◆ Records supplied ◆
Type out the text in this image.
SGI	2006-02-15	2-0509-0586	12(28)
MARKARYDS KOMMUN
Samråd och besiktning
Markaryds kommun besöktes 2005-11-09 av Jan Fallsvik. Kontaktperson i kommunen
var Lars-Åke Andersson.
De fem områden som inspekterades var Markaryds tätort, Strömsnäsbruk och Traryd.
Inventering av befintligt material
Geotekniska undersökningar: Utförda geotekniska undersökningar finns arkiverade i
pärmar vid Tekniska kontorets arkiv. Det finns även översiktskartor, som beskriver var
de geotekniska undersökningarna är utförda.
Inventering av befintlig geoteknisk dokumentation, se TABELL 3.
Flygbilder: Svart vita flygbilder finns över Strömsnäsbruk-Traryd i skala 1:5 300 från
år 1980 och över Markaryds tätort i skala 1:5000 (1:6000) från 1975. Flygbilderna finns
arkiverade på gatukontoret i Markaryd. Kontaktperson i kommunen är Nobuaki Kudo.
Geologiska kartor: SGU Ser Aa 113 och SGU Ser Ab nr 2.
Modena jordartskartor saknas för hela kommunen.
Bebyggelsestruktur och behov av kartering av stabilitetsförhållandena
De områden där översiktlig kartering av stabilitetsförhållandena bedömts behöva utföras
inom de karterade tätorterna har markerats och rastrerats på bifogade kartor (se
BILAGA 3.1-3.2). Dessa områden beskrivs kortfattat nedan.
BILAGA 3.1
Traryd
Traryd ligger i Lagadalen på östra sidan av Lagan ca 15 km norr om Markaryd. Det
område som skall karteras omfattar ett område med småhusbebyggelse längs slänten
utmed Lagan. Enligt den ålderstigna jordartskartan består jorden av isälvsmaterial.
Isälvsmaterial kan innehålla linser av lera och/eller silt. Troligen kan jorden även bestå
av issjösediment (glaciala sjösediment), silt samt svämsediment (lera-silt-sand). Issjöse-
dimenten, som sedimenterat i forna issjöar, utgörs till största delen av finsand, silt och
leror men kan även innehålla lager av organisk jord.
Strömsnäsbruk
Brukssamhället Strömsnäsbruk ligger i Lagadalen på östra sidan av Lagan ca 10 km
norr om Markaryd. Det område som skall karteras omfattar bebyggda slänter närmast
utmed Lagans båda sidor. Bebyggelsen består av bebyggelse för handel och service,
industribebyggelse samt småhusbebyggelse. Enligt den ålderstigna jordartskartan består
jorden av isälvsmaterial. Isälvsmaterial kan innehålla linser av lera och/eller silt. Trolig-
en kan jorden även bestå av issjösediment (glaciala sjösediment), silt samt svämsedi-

◆ Problem requirements ◆
Gather each line in these records that contains the string "eller".

◆ Response ◆
Isälvsmaterial kan innehålla linser av lera och/eller silt. Troligen kan jorden även bestå
jorden av isälvsmaterial. Isälvsmaterial kan innehålla linser av lera och/eller silt. Trolig-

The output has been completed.